Directions for this task: Leave the pictures out and print every record below exactly as it stands.

Exercise inputs:
+ + +

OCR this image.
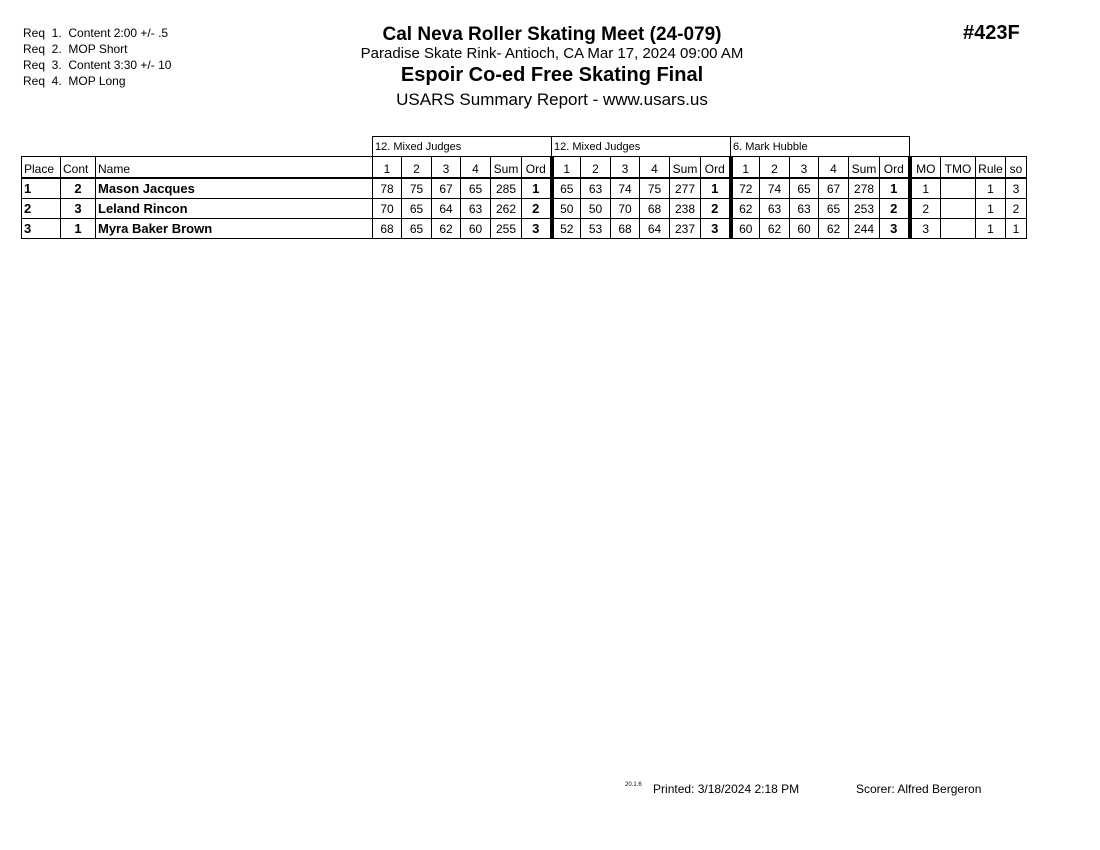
Req  1. Content 2:00 +/- .5
Req  2. MOP Short
Req  3. Content 3:30 +/- 10
Req  4. MOP Long
Cal Neva Roller Skating Meet (24-079)
Paradise Skate Rink- Antioch, CA Mar 17, 2024 09:00 AM
Espoir Co-ed Free Skating Final
USARS Summary Report - www.usars.us
#423F
			12. Mixed Judges						12. Mixed Judges						6. Mark Hubble									
Place	Cont	Name	1	2	3	4	Sum	Ord	1	2	3	4	Sum	Ord	1	2	3	4	Sum	Ord	MO	TMO	Rule	so
1	2	Mason Jacques	78	75	67	65	285	1	65	63	74	75	277	1	72	74	65	67	278	1	1		1	3
2	3	Leland Rincon	70	65	64	63	262	2	50	50	70	68	238	2	62	63	63	65	253	2	2		1	2
3	1	Myra Baker Brown	68	65	62	60	255	3	52	53	68	64	237	3	60	62	60	62	244	3	3		1	1
$^{20.1.6}$ Printed: 3/18/2024 2:18 PM	Scorer: Alfred Bergeron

+ + +

The result:
OCR this image.
Req  1. Content 2:00 +/- .5
Req  2. MOP Short
Req  3. Content 3:30 +/- 10
Req  4. MOP Long
Cal Neva Roller Skating Meet (24-079)
Paradise Skate Rink- Antioch, CA Mar 17, 2024 09:00 AM
Espoir Co-ed Free Skating Final
USARS Summary Report - www.usars.us
#423F
			12. Mixed Judges						12. Mixed Judges						6. Mark Hubble									
Place	Cont	Name	1	2	3	4	Sum	Ord	1	2	3	4	Sum	Ord	1	2	3	4	Sum	Ord	MO	TMO	Rule	so
1	2	Mason Jacques	78	75	67	65	285	1	65	63	74	75	277	1	72	74	65	67	278	1	1		1	3
2	3	Leland Rincon	70	65	64	63	262	2	50	50	70	68	238	2	62	63	63	65	253	2	2		1	2
3	1	Myra Baker Brown	68	65	62	60	255	3	52	53	68	64	237	3	60	62	60	62	244	3	3		1	1
$^{20.1.6}$ Printed: 3/18/2024 2:18 PM	Scorer: Alfred Bergeron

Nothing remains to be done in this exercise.